__Challenge__. Pull out every line containing the string "with".

[Dataset records]
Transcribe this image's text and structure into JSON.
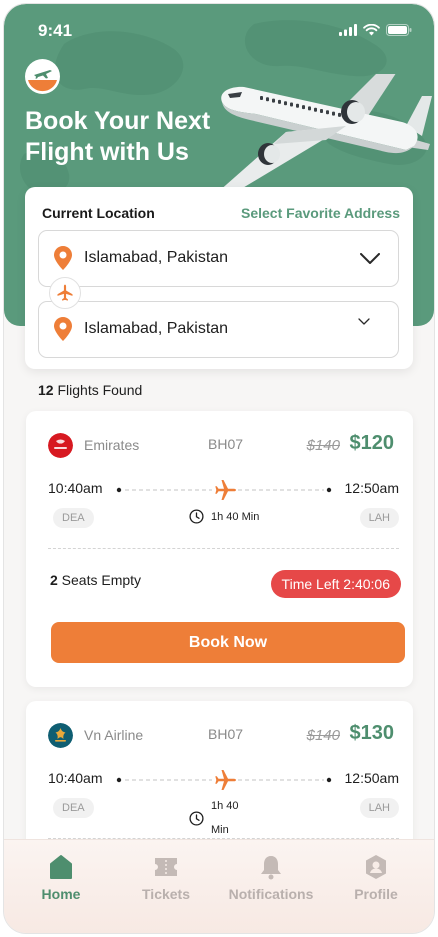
{
  "status_bar": {
    "time": "9:41"
  },
  "hero": {
    "title_line1": "Book Your Next",
    "title_line2": "Flight with Us"
  },
  "search": {
    "current_location_label": "Current Location",
    "favorite_link": "Select Favorite Address",
    "from_value": "Islamabad, Pakistan",
    "to_value": "Islamabad, Pakistan"
  },
  "results": {
    "count": "12",
    "suffix": " Flights Found"
  },
  "flights": [
    {
      "airline": "Emirates",
      "code": "BH07",
      "price_old": "$140",
      "price_new": "$120",
      "dep_time": "10:40am",
      "arr_time": "12:50am",
      "dep_airport": "DEA",
      "arr_airport": "LAH",
      "duration": "1h 40 Min",
      "seats_count": "2",
      "seats_suffix": " Seats Empty",
      "time_left_label": "Time Left",
      "time_left_value": "2:40:06",
      "book_label": "Book Now"
    },
    {
      "airline": "Vn Airline",
      "code": "BH07",
      "price_old": "$140",
      "price_new": "$130",
      "dep_time": "10:40am",
      "arr_time": "12:50am",
      "dep_airport": "DEA",
      "arr_airport": "LAH",
      "duration_line1": "1h 40",
      "duration_line2": "Min"
    }
  ],
  "tabs": [
    {
      "label": "Home",
      "icon": "home-icon",
      "active": true
    },
    {
      "label": "Tickets",
      "icon": "ticket-icon",
      "active": false
    },
    {
      "label": "Notifications",
      "icon": "bell-icon",
      "active": false
    },
    {
      "label": "Profile",
      "icon": "profile-icon",
      "active": false
    }
  ],
  "colors": {
    "brand_green": "#5a9a7c",
    "accent_orange": "#ee7e38",
    "alert_red": "#e64848",
    "price_green": "#4e8e6e"
  }
}
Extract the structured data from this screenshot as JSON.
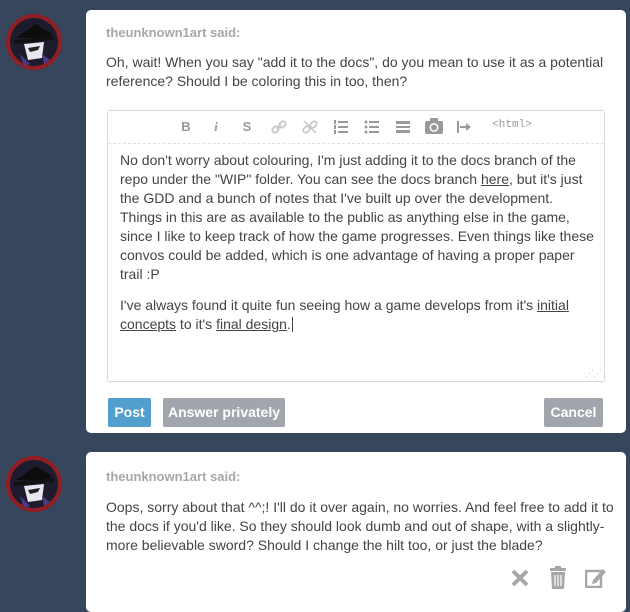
{
  "messages": [
    {
      "author": "theunknown1art said:",
      "text": "Oh, wait! When you say \"add it to the docs\", do you mean to use it as a potential reference? Should I be coloring this in too, then?"
    },
    {
      "author": "theunknown1art said:",
      "text": "Oops, sorry about that ^^;! I'll do it over again, no worries. And feel free to add it to the docs if you'd like. So they should look dumb and out of shape, with a slightly-more believable sword? Should I change the hilt too, or just the blade?"
    }
  ],
  "editor": {
    "toolbar": {
      "bold": "B",
      "italic": "i",
      "strike": "S",
      "html": "<html>"
    },
    "p1": {
      "before_link": "No don't worry about colouring, I'm just adding it to the docs branch of the repo under the \"WIP\" folder. You can see the docs branch ",
      "link": "here",
      "after_link": ", but it's just the GDD and a bunch of notes that I've built up over the development. Things in this are as available to the public as anything else in the game, since I like to keep track of how the game progresses. Even things like these convos could be added, which is one advantage of having a proper paper trail :P"
    },
    "p2": {
      "before_link1": "I've always found it quite fun seeing how a game develops from it's ",
      "link1": "initial concepts",
      "middle": " to it's ",
      "link2": "final design",
      "after_link2": "."
    }
  },
  "buttons": {
    "post": "Post",
    "answer_privately": "Answer privately",
    "cancel": "Cancel"
  },
  "icons": {
    "toolbar": [
      "bold-icon",
      "italic-icon",
      "strikethrough-icon",
      "link-icon",
      "unlink-icon",
      "numbered-list-icon",
      "bulleted-list-icon",
      "read-more-icon",
      "camera-icon",
      "indent-icon",
      "html-icon"
    ],
    "actions": [
      "delete-icon",
      "trash-icon",
      "edit-icon"
    ]
  },
  "colors": {
    "background": "#36465d",
    "post_button": "#529ecc",
    "secondary_button": "#a0a6ac",
    "author": "#a7a7a7",
    "avatar_ring": "#8f1f24"
  }
}
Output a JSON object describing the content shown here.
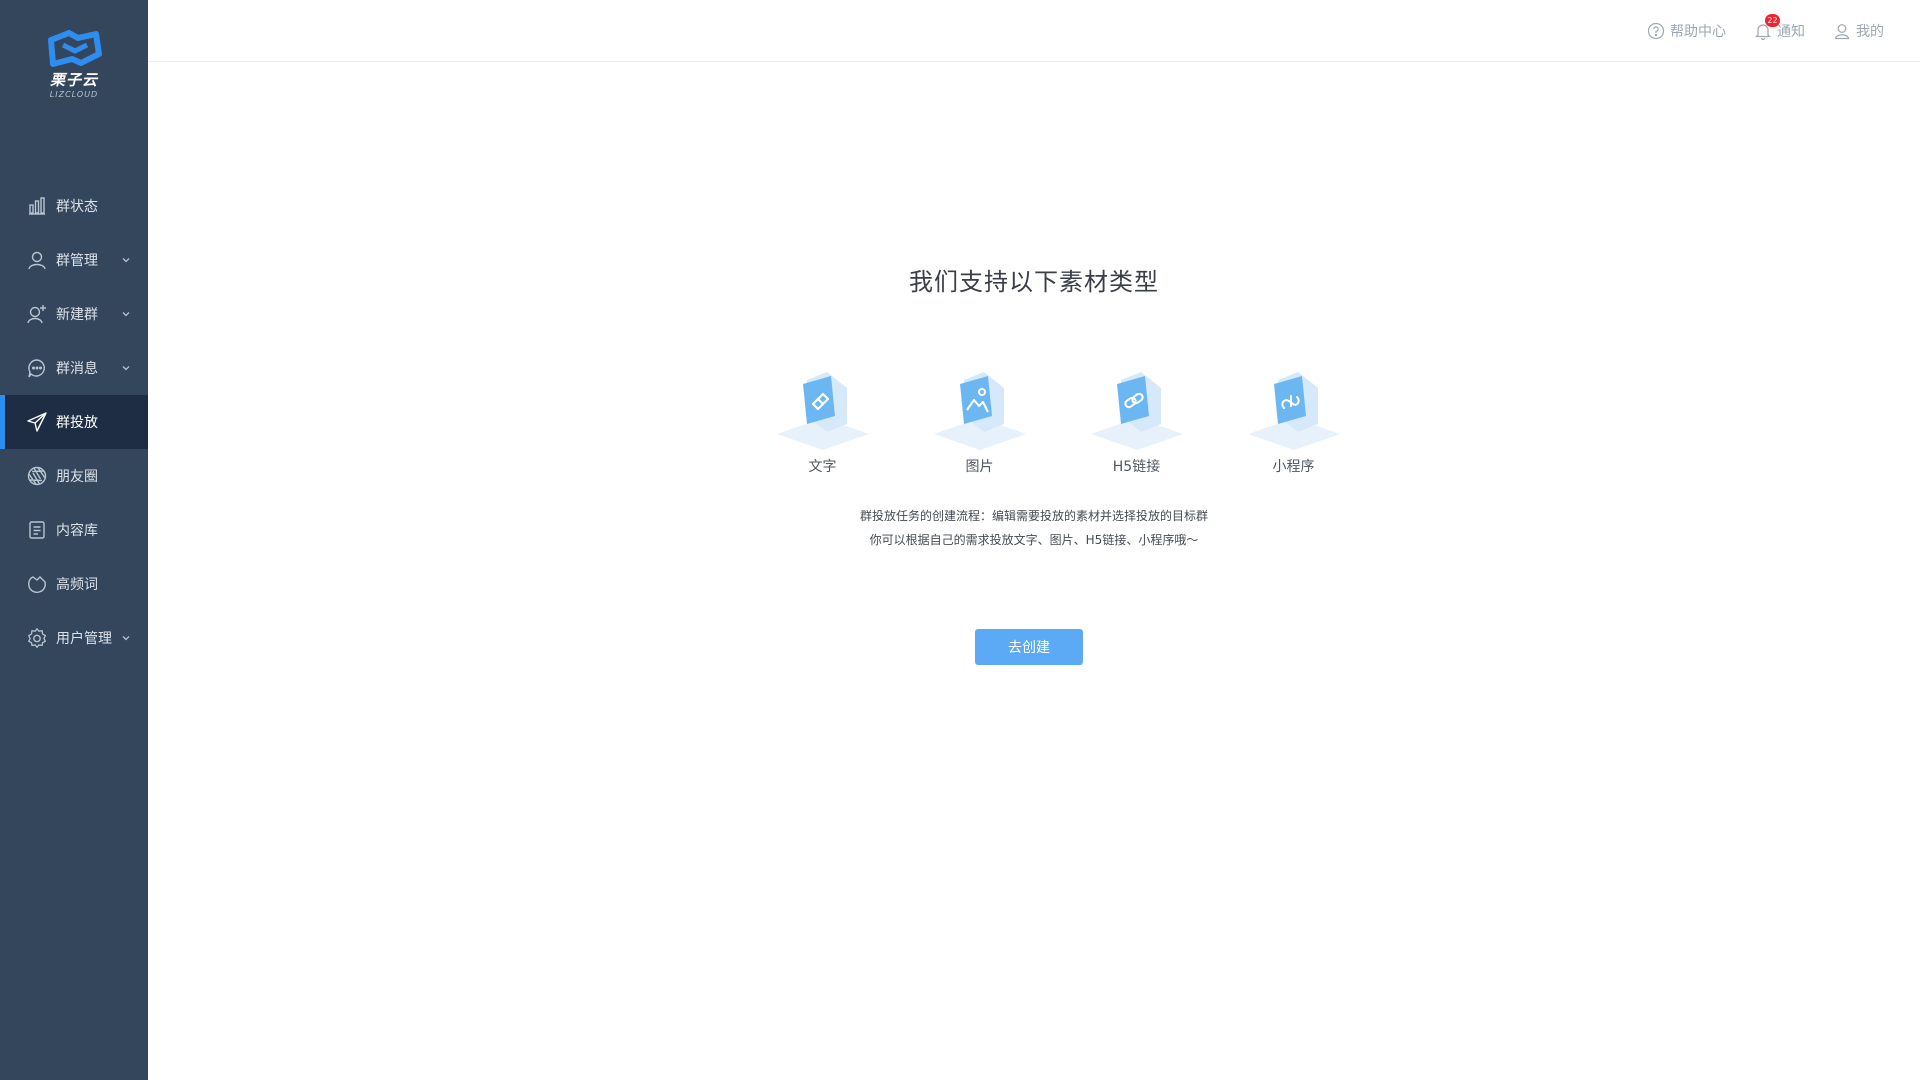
{
  "brand": {
    "name": "栗子云",
    "sub": "LIZCLOUD",
    "accent": "#2f8cf0"
  },
  "sidebar": {
    "items": [
      {
        "label": "群状态",
        "icon": "bar-chart-icon",
        "expandable": false
      },
      {
        "label": "群管理",
        "icon": "user-icon",
        "expandable": true
      },
      {
        "label": "新建群",
        "icon": "user-add-icon",
        "expandable": true
      },
      {
        "label": "群消息",
        "icon": "chat-icon",
        "expandable": true
      },
      {
        "label": "群投放",
        "icon": "send-icon",
        "expandable": false,
        "active": true
      },
      {
        "label": "朋友圈",
        "icon": "aperture-icon",
        "expandable": false
      },
      {
        "label": "内容库",
        "icon": "document-icon",
        "expandable": false
      },
      {
        "label": "高频词",
        "icon": "tag-icon",
        "expandable": false
      },
      {
        "label": "用户管理",
        "icon": "gear-icon",
        "expandable": true
      }
    ]
  },
  "header": {
    "help": "帮助中心",
    "notify": "通知",
    "notify_badge": "22",
    "mine": "我的"
  },
  "main": {
    "title": "我们支持以下素材类型",
    "types": [
      {
        "label": "文字",
        "icon": "eraser-icon"
      },
      {
        "label": "图片",
        "icon": "image-icon"
      },
      {
        "label": "H5链接",
        "icon": "link-icon"
      },
      {
        "label": "小程序",
        "icon": "mini-program-icon"
      }
    ],
    "desc_line1": "群投放任务的创建流程：编辑需要投放的素材并选择投放的目标群",
    "desc_line2": "你可以根据自己的需求投放文字、图片、H5链接、小程序哦～",
    "create_button": "去创建"
  }
}
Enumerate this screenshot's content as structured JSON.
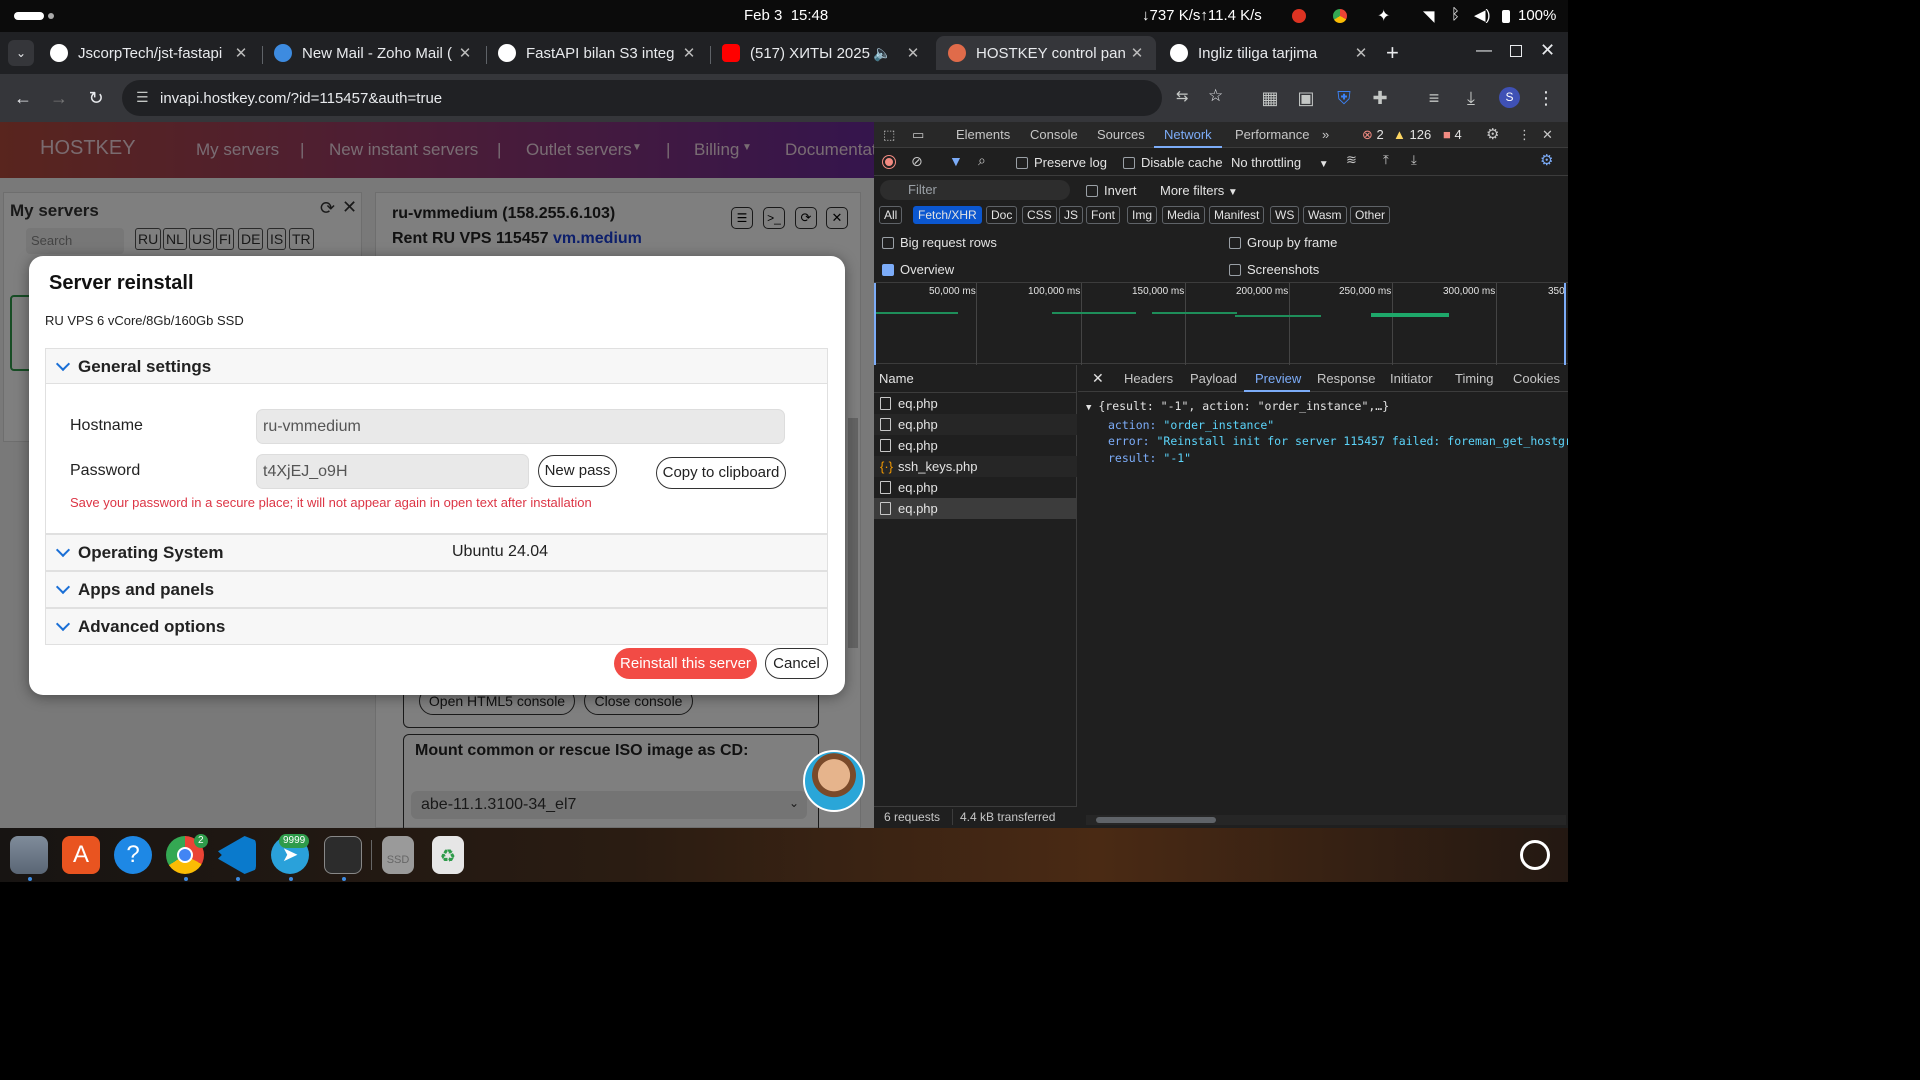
{
  "system": {
    "date": "Feb 3",
    "time": "15:48",
    "net": "↓737 K/s↑11.4 K/s",
    "battery": "100%"
  },
  "tabs": [
    {
      "title": "JscorpTech/jst-fastapi",
      "color": "#ffffff"
    },
    {
      "title": "New Mail - Zoho Mail (",
      "color": "#3d8be0"
    },
    {
      "title": "FastAPI bilan S3 integ",
      "color": "#cccccc"
    },
    {
      "title": "(517) ХИТЫ 2025",
      "color": "#ff0000"
    },
    {
      "title": "HOSTKEY control pan",
      "color": "#e06b4a"
    },
    {
      "title": "Ingliz tiliga tarjima",
      "color": "#cccccc"
    }
  ],
  "url": "invapi.hostkey.com/?id=115457&auth=true",
  "site": {
    "brand": "HOSTKEY",
    "nav": [
      "My servers",
      "|",
      "New instant servers",
      "|",
      "Outlet servers",
      "|",
      "Billing",
      "Documentat"
    ],
    "my_servers": {
      "title": "My servers",
      "search_placeholder": "Search",
      "filters": [
        "RU",
        "NL",
        "US",
        "FI",
        "DE",
        "IS",
        "TR"
      ]
    },
    "server": {
      "name": "ru-vmmedium (158.255.6.103)",
      "rent": "Rent RU VPS 115457",
      "plan": "vm.medium"
    },
    "console": {
      "open": "Open HTML5 console",
      "close": "Close console"
    },
    "iso": {
      "title": "Mount common or rescue ISO image as CD:",
      "value": "abe-11.1.3100-34_el7"
    }
  },
  "modal": {
    "title": "Server reinstall",
    "subtitle": "RU VPS 6 vCore/8Gb/160Gb SSD",
    "general": "General settings",
    "hostname_label": "Hostname",
    "hostname": "ru-vmmedium",
    "password_label": "Password",
    "password": "t4XjEJ_o9H",
    "new_pass": "New pass",
    "copy": "Copy to clipboard",
    "warning": "Save your password in a secure place; it will not appear again in open text after installation",
    "os_label": "Operating System",
    "os_value": "Ubuntu 24.04",
    "apps": "Apps and panels",
    "advanced": "Advanced options",
    "reinstall": "Reinstall this server",
    "cancel": "Cancel"
  },
  "devtools": {
    "tabs": [
      "Elements",
      "Console",
      "Sources",
      "Network",
      "Performance"
    ],
    "errors": "2",
    "warnings": "126",
    "issues": "4",
    "preserve": "Preserve log",
    "disable_cache": "Disable cache",
    "throttle": "No throttling",
    "filter_placeholder": "Filter",
    "invert": "Invert",
    "more_filters": "More filters",
    "types": [
      "All",
      "Fetch/XHR",
      "Doc",
      "CSS",
      "JS",
      "Font",
      "Img",
      "Media",
      "Manifest",
      "WS",
      "Wasm",
      "Other"
    ],
    "big_rows": "Big request rows",
    "group_frame": "Group by frame",
    "overview": "Overview",
    "screenshots": "Screenshots",
    "timeline": [
      "50,000 ms",
      "100,000 ms",
      "150,000 ms",
      "200,000 ms",
      "250,000 ms",
      "300,000 ms",
      "350"
    ],
    "name_header": "Name",
    "requests": [
      "eq.php",
      "eq.php",
      "eq.php",
      "ssh_keys.php",
      "eq.php",
      "eq.php"
    ],
    "detail_tabs": [
      "Headers",
      "Payload",
      "Preview",
      "Response",
      "Initiator",
      "Timing",
      "Cookies"
    ],
    "preview": {
      "summary": "{result: \"-1\", action: \"order_instance\",…}",
      "action_key": "action:",
      "action_val": "\"order_instance\"",
      "error_key": "error:",
      "error_val": "\"Reinstall init for server 115457 failed: foreman_get_hostgro",
      "result_key": "result:",
      "result_val": "\"-1\""
    },
    "status": {
      "requests": "6 requests",
      "transferred": "4.4 kB transferred"
    }
  },
  "dock": {
    "chrome_badge": "2",
    "telegram_badge": "9999",
    "ssd": "SSD"
  }
}
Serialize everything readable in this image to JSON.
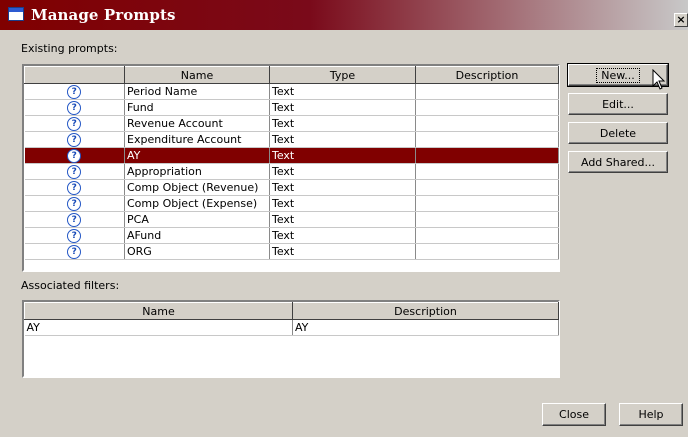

__Expected output__.
    "title_line2": "Flight with Us"
      "text": "Oops, sorry about that ^^;! I'll do it over again, no worries. And feel free to add it to the docs if you'd like. So they should look dumb and out of shape, with a slightly-more believable sword? Should I change the hilt too, or just the blade?"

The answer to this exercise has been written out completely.